[PROBLEM TO WORK ON] Duplicate the data lines from the one containing "close-icon xyxy=(1098,24,1128,50)" through the one containing "wizard-button[interactable]: Next >", both included.

Stored dataset items:
#####

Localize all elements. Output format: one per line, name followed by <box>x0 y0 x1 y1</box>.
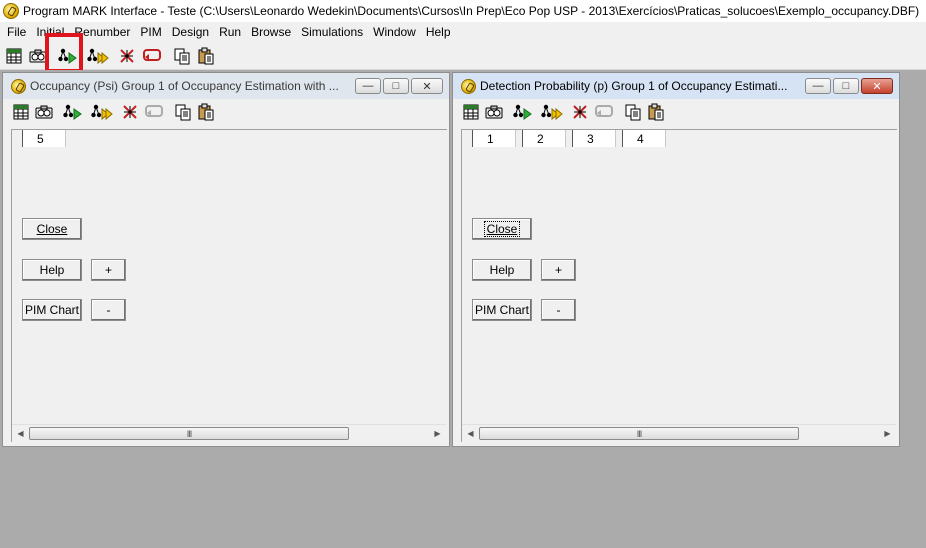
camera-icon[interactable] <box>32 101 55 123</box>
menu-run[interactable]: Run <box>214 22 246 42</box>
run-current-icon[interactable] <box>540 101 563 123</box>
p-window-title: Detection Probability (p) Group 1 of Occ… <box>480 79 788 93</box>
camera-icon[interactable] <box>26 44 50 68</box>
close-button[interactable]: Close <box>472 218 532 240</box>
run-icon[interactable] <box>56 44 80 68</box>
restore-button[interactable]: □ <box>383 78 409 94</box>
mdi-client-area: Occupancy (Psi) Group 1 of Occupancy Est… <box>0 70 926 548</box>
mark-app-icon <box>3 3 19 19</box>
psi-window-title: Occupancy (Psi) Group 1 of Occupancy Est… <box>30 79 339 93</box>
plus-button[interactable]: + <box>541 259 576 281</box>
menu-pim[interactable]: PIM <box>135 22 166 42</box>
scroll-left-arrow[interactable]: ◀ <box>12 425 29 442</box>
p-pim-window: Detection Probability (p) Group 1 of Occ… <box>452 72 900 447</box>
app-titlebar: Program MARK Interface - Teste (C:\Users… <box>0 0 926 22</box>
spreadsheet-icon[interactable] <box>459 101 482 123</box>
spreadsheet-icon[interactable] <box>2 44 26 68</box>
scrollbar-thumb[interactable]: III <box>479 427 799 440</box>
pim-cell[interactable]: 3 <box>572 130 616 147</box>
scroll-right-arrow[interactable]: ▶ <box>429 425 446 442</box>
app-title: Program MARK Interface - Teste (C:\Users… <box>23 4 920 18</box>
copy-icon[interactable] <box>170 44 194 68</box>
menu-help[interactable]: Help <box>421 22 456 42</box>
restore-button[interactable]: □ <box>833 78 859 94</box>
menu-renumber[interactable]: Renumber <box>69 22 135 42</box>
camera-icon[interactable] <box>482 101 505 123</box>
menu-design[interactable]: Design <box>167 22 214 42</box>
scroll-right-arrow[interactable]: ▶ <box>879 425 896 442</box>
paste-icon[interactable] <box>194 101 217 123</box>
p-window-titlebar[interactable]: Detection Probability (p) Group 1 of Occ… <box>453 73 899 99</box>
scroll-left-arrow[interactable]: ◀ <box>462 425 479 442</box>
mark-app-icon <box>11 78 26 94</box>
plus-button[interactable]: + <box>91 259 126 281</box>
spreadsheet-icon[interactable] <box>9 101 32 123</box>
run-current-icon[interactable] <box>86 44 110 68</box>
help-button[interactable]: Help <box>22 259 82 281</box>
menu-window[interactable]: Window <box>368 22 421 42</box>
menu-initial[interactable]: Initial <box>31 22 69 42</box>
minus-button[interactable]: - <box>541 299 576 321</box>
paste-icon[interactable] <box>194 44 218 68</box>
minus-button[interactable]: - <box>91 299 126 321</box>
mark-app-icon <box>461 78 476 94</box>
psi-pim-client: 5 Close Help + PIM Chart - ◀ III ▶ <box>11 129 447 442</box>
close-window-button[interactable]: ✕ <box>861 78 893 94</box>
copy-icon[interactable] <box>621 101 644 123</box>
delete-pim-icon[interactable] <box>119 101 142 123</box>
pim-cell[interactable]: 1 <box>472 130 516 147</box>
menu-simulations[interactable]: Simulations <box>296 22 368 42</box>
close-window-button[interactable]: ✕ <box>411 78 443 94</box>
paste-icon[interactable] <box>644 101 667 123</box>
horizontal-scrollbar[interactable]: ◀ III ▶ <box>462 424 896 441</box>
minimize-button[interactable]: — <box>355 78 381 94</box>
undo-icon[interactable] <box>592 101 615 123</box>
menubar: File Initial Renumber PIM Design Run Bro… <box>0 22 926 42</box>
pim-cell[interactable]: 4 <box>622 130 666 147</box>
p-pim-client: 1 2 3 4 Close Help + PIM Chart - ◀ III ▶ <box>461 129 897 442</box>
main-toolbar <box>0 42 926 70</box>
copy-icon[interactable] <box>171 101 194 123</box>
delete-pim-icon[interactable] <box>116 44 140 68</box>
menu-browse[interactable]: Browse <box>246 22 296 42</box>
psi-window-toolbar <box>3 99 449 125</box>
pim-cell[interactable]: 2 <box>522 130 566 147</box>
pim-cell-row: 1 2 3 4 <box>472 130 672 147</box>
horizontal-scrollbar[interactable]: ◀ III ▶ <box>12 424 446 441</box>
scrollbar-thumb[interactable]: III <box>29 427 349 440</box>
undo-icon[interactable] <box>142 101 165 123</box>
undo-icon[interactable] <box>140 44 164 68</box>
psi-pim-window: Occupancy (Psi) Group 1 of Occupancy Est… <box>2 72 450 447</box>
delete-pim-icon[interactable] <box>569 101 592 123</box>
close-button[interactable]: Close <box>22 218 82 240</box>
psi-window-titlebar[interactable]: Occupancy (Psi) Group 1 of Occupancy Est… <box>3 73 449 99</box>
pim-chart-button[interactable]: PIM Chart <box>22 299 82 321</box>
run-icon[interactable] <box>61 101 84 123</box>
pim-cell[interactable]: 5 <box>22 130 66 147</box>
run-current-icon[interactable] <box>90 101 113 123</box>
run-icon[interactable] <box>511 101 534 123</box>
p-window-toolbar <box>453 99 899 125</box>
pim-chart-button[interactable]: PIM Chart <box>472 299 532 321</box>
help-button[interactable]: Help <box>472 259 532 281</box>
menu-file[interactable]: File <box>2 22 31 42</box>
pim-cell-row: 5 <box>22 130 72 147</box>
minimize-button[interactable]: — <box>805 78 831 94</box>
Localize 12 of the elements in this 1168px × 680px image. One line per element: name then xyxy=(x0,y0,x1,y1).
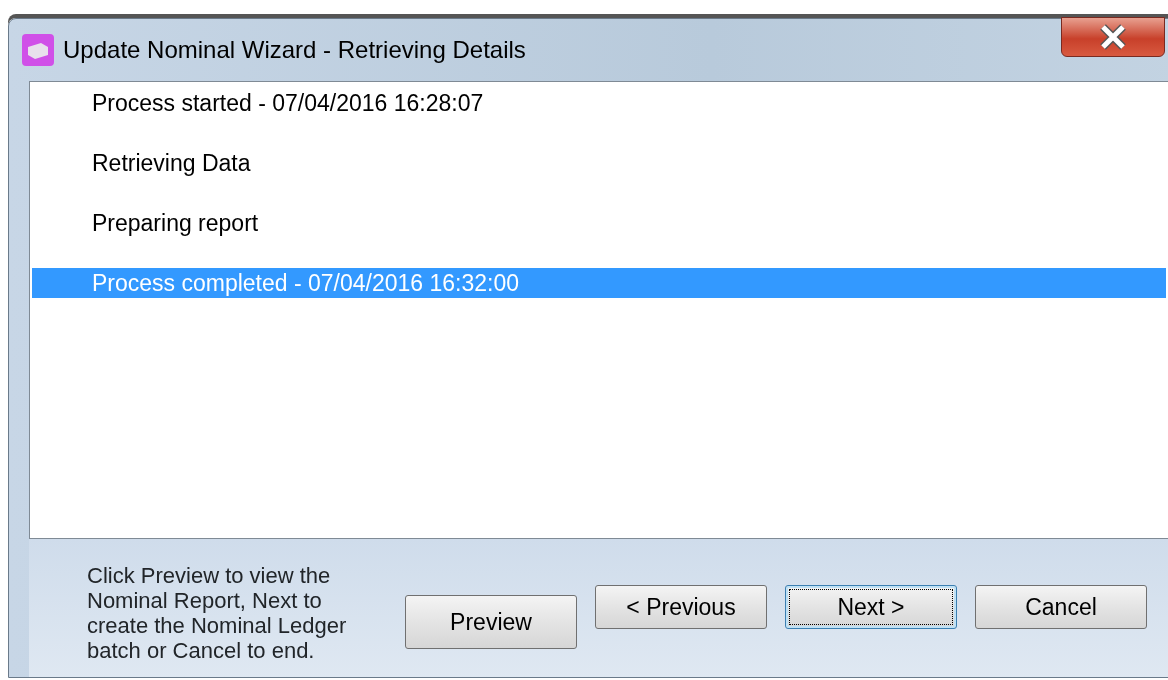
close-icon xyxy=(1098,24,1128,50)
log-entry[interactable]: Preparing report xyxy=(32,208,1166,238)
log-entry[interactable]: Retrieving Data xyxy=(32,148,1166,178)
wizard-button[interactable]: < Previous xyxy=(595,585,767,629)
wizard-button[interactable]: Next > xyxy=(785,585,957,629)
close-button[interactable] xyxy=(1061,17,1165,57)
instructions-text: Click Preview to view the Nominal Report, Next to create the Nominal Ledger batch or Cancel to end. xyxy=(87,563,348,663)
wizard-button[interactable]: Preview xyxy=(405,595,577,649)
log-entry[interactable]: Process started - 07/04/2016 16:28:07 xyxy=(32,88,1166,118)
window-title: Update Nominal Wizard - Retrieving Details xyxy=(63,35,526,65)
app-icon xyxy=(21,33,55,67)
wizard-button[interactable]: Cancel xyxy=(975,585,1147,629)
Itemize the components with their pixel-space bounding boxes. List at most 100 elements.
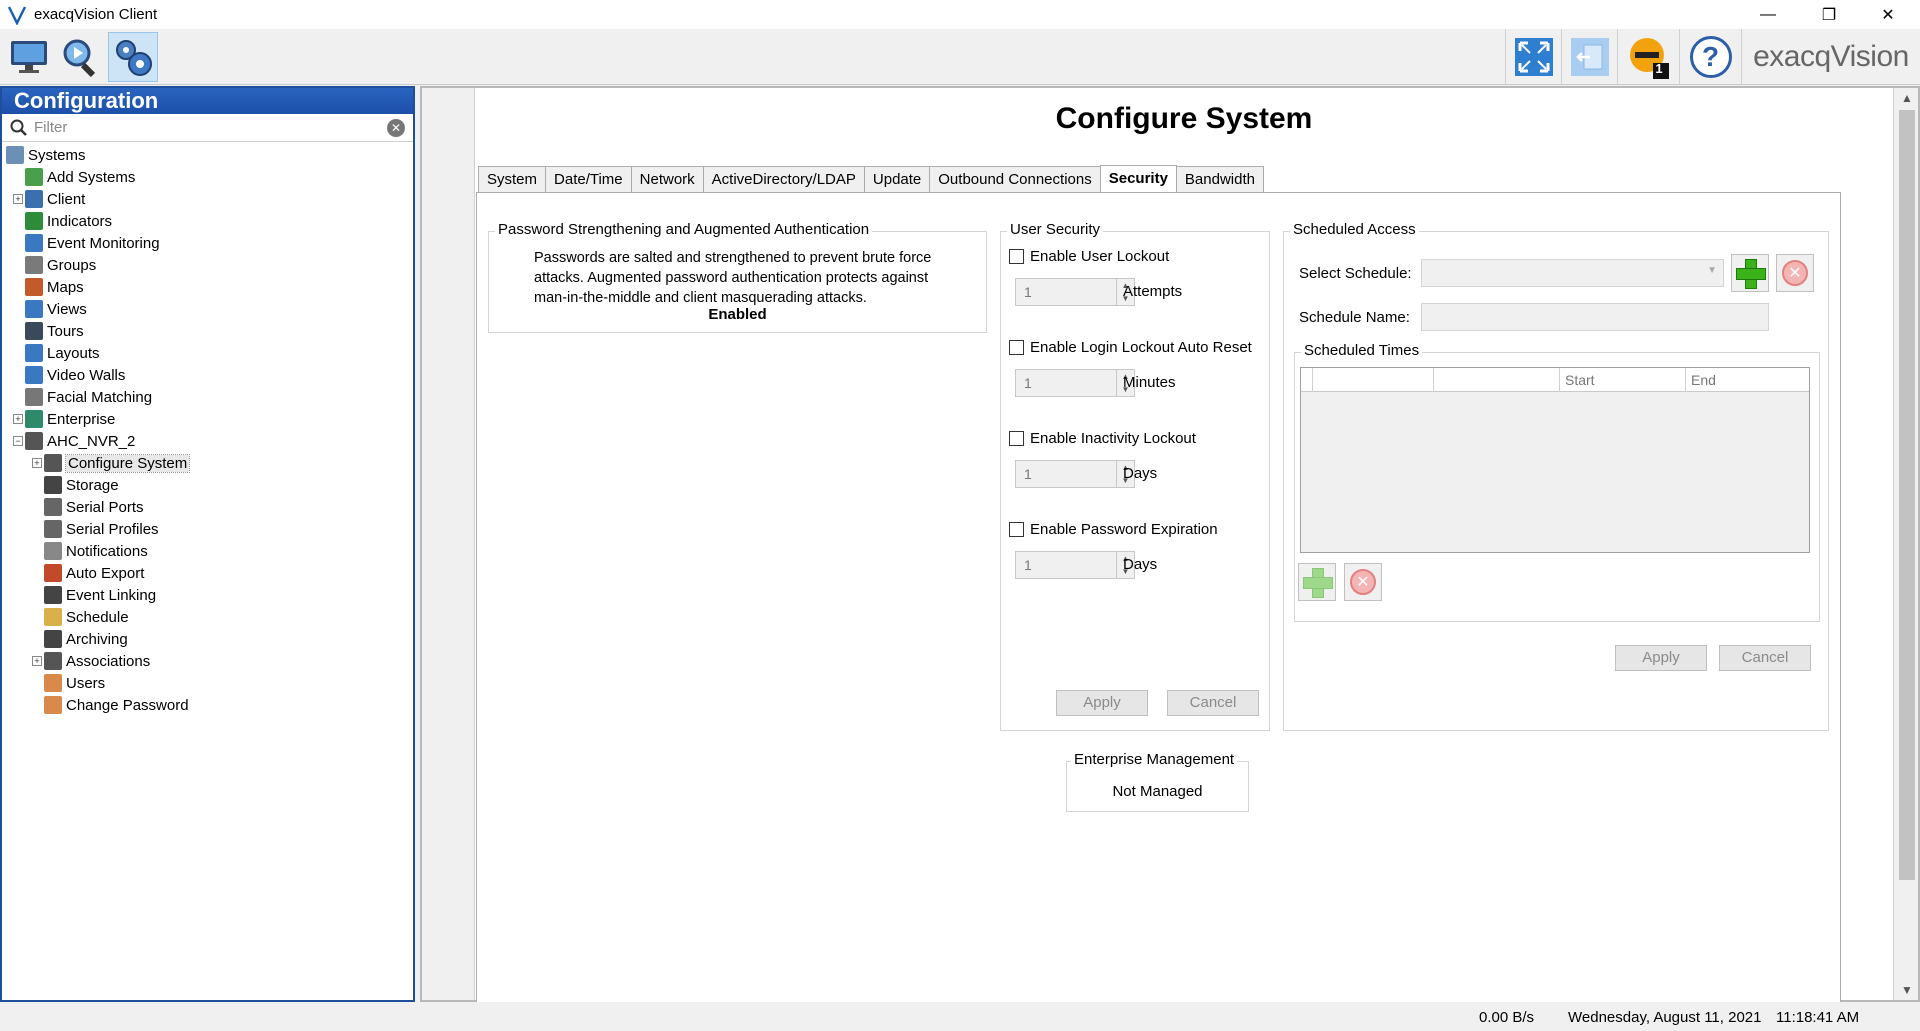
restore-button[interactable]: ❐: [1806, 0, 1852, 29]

#####

[RESPONSE]
close-icon xyxy=(1098,24,1128,50)
log-entry[interactable]: Preparing report xyxy=(32,208,1166,238)
log-entry[interactable]: Retrieving Data xyxy=(32,148,1166,178)
wizard-button[interactable]: < Previous xyxy=(595,585,767,629)
wizard-button[interactable]: Next > xyxy=(785,585,957,629)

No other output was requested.